== EXTRACT PROVIDED ==
========================

Tuesday, 1 December 2015

The Windhover

Do you remember when there seemed to be Kestrels hovering by any motorway at about mile intervals. Although you still see some in this situation it certainly seems that there are far fewer in these obvious circumstances than there were. The last BTO Bird Atlas indicates a breeding decline of over 40% in the last forty-five years.As it is a widespread species, and the usual[measure is the presencein a 10km square this isn't immediately obvious when suitable squares can sustain as many as 50 pairs

Fortunately there are still reasonably obvious around the village and I watched one lazily scanning the fields from a telegraph pole along Collingwood Road.

I was interested to see how they were doing in Kent and the new Kent Breeding Birds Atlas, an essential book for anyone interested in the County, gives a more local picture. There are 1001 tetrads in Kent (that is 2km x 2km squares) and this was the survey unit for the Atlas. In 491 of these Kestrel were probable or confirmed breeding and possibly bred in a further 381. In good habitats the breeding density is 4-6 pairs per tetrad, lower in urban or predominately arable farmland. This would been a county population in the range of 2500-3000 pairs.This would make it still our commonest bird of prey, with Sparrowhawks and Buzzards in secondand third place.

========================

== TASKS FOR THIS EXERCISE ==
1. Retype the stretch of the Kestrel post from "Do you remember" through "along Collingwood Road.", keeping every word and mark unchanged.
2. Decide whether each statement agrees with the Kestrel post, answering yes or no and quoting the words from the post that settle it.
(a) Kent contains 1001 tetrads.
(b) The writer saw a Kestrel scanning the fields from a telegraph pole along Collingwood Road.
(c) In good habitats, Kestrels breed at a density of about ten pairs per tetrad.
3. According to the Kestrel post, in how many Kent tetrads were Kestrels probable or confirmed breeders?
The data that follow are not needed for any of these tasks.

== THE DATA ==
========================

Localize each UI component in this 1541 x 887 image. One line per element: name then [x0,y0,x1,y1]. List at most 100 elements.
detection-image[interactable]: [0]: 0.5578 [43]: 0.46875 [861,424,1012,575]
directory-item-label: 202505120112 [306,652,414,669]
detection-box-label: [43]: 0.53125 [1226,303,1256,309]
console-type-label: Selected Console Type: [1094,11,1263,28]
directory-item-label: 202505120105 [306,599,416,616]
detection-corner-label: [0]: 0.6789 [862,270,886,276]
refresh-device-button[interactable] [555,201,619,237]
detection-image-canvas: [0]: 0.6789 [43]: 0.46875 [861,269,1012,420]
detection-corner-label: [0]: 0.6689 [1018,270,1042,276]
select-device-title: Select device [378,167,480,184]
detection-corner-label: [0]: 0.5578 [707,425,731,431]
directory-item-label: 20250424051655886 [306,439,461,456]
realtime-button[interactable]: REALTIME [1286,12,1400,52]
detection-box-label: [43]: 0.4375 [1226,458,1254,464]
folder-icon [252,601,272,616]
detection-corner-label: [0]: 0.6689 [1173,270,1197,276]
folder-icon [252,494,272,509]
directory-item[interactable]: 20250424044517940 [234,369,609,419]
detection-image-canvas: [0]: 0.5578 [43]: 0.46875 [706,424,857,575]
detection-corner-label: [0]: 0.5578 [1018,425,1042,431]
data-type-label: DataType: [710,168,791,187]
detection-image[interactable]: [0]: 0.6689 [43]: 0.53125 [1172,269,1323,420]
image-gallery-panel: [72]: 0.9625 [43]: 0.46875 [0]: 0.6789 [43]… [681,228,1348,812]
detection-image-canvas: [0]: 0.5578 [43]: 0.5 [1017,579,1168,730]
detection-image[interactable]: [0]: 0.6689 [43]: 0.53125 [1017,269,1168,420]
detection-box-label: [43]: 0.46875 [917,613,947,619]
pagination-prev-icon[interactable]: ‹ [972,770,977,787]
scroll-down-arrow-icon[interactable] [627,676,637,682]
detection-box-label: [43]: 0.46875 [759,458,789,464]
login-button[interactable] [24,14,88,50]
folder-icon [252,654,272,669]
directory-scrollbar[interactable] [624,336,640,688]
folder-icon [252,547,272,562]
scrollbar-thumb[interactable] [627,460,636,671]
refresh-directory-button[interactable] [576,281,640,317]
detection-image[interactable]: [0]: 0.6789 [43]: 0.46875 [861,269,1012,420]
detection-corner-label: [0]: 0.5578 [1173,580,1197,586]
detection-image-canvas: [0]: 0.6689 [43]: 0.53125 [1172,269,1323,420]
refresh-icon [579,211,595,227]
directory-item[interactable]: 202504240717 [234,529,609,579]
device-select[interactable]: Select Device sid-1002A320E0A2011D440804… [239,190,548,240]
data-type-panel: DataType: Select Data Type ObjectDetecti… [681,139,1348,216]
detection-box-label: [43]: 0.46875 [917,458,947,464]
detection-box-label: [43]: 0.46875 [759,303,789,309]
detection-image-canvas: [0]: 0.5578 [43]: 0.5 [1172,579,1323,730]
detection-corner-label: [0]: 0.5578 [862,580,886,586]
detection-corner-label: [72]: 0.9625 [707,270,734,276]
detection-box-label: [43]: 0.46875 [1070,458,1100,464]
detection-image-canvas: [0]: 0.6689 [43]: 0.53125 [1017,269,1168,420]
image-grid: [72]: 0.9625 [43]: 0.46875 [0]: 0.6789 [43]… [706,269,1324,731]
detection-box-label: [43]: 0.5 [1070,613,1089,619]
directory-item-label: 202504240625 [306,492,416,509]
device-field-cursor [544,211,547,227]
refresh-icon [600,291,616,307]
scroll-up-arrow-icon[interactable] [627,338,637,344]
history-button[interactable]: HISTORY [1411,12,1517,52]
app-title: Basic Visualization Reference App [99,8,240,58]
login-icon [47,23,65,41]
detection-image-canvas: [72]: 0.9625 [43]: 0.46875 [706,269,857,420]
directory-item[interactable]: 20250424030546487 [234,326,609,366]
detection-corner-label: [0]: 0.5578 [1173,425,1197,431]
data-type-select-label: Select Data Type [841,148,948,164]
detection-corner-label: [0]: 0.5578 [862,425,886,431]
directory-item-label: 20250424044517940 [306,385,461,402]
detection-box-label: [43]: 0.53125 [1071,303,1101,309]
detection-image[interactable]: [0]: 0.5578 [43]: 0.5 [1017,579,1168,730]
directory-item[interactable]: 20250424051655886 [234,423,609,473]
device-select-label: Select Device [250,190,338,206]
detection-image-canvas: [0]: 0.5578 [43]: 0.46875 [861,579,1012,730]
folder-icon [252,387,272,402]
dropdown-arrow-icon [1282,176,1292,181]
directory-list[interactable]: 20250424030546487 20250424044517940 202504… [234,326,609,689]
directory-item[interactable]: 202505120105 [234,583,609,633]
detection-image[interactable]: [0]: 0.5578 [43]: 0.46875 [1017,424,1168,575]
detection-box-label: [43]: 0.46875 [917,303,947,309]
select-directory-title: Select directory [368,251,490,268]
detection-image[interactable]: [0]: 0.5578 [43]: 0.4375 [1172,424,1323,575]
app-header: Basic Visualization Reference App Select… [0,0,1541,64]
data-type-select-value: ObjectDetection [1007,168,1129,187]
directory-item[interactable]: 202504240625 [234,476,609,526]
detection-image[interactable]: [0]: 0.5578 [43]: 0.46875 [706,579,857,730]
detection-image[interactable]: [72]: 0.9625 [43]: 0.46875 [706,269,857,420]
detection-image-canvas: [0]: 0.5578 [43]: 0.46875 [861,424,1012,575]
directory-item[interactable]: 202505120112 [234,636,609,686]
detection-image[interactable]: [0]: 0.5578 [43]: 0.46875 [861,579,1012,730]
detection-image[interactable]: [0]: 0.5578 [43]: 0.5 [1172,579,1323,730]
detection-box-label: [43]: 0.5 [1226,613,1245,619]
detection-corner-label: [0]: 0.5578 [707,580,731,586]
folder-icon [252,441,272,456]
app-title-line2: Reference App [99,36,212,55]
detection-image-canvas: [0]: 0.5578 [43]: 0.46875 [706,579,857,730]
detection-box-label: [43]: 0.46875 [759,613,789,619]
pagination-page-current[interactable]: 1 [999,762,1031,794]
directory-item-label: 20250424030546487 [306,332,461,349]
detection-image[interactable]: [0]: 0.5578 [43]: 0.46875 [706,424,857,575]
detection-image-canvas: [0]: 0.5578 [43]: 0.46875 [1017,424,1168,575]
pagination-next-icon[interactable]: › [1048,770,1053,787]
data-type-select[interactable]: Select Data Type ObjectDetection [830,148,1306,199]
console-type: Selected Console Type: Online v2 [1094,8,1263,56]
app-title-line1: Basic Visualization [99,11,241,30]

========================

== COMPLETED EXERCISE ==
1.
Do you remember when there seemed to be Kestrels hovering by any motorway at about mile intervals. Although you still see some in this situation it certainly seems that there are far fewer in these obvious circumstances than there were. The last BTO Bird Atlas indicates a breeding decline of over 40% in the last forty-five years.As it is a widespread species, and the usual[measure is the presencein a 10km square this isn't immediately obvious when suitable squares can sustain as many as 50 pairs

Fortunately there are still reasonably obvious around the village and I watched one lazily scanning the fields from a telegraph pole along Collingwood Road.

2.
(a) Yes: "There are 1001 tetrads in Kent"
(b) Yes: "I watched one lazily scanning the fields from a telegraph pole along Collingwood Road."
(c) No: "In good habitats the breeding density is 4-6 pairs per tetrad"

3. 491